◆ What needs to be done: Reproduce all entries verbatim, with nothing added or dropped.

• • •

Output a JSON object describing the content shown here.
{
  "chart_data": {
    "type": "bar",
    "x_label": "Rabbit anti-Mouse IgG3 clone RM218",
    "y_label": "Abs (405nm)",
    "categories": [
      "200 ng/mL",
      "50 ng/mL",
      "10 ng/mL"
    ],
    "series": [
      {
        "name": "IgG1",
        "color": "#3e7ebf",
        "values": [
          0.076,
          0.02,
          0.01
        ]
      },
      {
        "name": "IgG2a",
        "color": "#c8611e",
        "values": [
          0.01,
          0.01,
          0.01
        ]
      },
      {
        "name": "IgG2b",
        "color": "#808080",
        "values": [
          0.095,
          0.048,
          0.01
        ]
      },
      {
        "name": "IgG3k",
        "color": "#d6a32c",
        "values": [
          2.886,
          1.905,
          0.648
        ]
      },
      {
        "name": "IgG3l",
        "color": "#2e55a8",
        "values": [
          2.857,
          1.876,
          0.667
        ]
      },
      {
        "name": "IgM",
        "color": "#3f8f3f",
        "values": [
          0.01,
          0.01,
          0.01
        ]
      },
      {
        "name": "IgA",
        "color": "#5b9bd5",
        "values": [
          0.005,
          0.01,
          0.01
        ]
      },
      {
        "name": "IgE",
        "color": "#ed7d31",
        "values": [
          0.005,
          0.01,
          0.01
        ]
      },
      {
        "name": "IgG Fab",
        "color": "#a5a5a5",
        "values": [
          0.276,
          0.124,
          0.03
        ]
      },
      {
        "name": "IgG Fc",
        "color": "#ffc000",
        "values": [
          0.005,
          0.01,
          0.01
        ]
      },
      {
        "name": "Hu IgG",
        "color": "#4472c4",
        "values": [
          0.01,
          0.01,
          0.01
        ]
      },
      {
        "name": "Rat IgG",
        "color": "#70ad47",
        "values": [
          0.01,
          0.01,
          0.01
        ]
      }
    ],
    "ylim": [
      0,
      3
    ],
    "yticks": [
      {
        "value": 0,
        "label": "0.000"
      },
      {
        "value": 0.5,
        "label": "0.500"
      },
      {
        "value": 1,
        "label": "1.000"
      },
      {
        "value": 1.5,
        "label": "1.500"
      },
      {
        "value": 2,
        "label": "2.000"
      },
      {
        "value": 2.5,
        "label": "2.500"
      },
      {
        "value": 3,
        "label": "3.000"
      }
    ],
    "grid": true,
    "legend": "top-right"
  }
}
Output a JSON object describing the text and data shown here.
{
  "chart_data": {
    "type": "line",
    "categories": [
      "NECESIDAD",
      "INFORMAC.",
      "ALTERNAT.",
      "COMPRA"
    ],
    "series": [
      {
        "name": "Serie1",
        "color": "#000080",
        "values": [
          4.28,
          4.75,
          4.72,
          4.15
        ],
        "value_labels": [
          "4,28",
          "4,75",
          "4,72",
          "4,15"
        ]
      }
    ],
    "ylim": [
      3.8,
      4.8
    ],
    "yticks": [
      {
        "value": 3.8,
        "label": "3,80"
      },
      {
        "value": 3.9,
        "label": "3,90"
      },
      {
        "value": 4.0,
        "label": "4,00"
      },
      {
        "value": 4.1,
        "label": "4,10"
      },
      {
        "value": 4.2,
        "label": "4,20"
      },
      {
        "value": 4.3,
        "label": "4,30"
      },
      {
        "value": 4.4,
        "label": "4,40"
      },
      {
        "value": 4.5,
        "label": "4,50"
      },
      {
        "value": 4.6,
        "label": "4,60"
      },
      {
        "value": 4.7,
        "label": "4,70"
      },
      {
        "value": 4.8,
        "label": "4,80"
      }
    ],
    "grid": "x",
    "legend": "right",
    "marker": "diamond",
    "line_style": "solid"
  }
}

• • •

◆ The completed task:
Output a JSON object describing the content shown here.
{
  "chart_data": {
    "type": "bar",
    "x_label": "Rabbit anti-Mouse IgG3 clone RM218",
    "y_label": "Abs (405nm)",
    "categories": [
      "200 ng/mL",
      "50 ng/mL",
      "10 ng/mL"
    ],
    "series": [
      {
        "name": "IgG1",
        "color": "#3e7ebf",
        "values": [
          0.076,
          0.02,
          0.01
        ]
      },
      {
        "name": "IgG2a",
        "color": "#c8611e",
        "values": [
          0.01,
          0.01,
          0.01
        ]
      },
      {
        "name": "IgG2b",
        "color": "#808080",
        "values": [
          0.095,
          0.048,
          0.01
        ]
      },
      {
        "name": "IgG3k",
        "color": "#d6a32c",
        "values": [
          2.886,
          1.905,
          0.648
        ]
      },
      {
        "name": "IgG3l",
        "color": "#2e55a8",
        "values": [
          2.857,
          1.876,
          0.667
        ]
      },
      {
        "name": "IgM",
        "color": "#3f8f3f",
        "values": [
          0.01,
          0.01,
          0.01
        ]
      },
      {
        "name": "IgA",
        "color": "#5b9bd5",
        "values": [
          0.005,
          0.01,
          0.01
        ]
      },
      {
        "name": "IgE",
        "color": "#ed7d31",
        "values": [
          0.005,
          0.01,
          0.01
        ]
      },
      {
        "name": "IgG Fab",
        "color": "#a5a5a5",
        "values": [
          0.276,
          0.124,
          0.03
        ]
      },
      {
        "name": "IgG Fc",
        "color": "#ffc000",
        "values": [
          0.005,
          0.01,
          0.01
        ]
      },
      {
        "name": "Hu IgG",
        "color": "#4472c4",
        "values": [
          0.01,
          0.01,
          0.01
        ]
      },
      {
        "name": "Rat IgG",
        "color": "#70ad47",
        "values": [
          0.01,
          0.01,
          0.01
        ]
      }
    ],
    "ylim": [
      0,
      3
    ],
    "yticks": [
      {
        "value": 0,
        "label": "0.000"
      },
      {
        "value": 0.5,
        "label": "0.500"
      },
      {
        "value": 1,
        "label": "1.000"
      },
      {
        "value": 1.5,
        "label": "1.500"
      },
      {
        "value": 2,
        "label": "2.000"
      },
      {
        "value": 2.5,
        "label": "2.500"
      },
      {
        "value": 3,
        "label": "3.000"
      }
    ],
    "grid": true,
    "legend": "top-right"
  }
}
Output a JSON object describing the text and data shown here.
{
  "chart_data": {
    "type": "line",
    "categories": [
      "NECESIDAD",
      "INFORMAC.",
      "ALTERNAT.",
      "COMPRA"
    ],
    "series": [
      {
        "name": "Serie1",
        "color": "#000080",
        "values": [
          4.28,
          4.75,
          4.72,
          4.15
        ],
        "value_labels": [
          "4,28",
          "4,75",
          "4,72",
          "4,15"
        ]
      }
    ],
    "ylim": [
      3.8,
      4.8
    ],
    "yticks": [
      {
        "value": 3.8,
        "label": "3,80"
      },
      {
        "value": 3.9,
        "label": "3,90"
      },
      {
        "value": 4.0,
        "label": "4,00"
      },
      {
        "value": 4.1,
        "label": "4,10"
      },
      {
        "value": 4.2,
        "label": "4,20"
      },
      {
        "value": 4.3,
        "label": "4,30"
      },
      {
        "value": 4.4,
        "label": "4,40"
      },
      {
        "value": 4.5,
        "label": "4,50"
      },
      {
        "value": 4.6,
        "label": "4,60"
      },
      {
        "value": 4.7,
        "label": "4,70"
      },
      {
        "value": 4.8,
        "label": "4,80"
      }
    ],
    "grid": "x",
    "legend": "right",
    "marker": "diamond",
    "line_style": "solid"
  }
}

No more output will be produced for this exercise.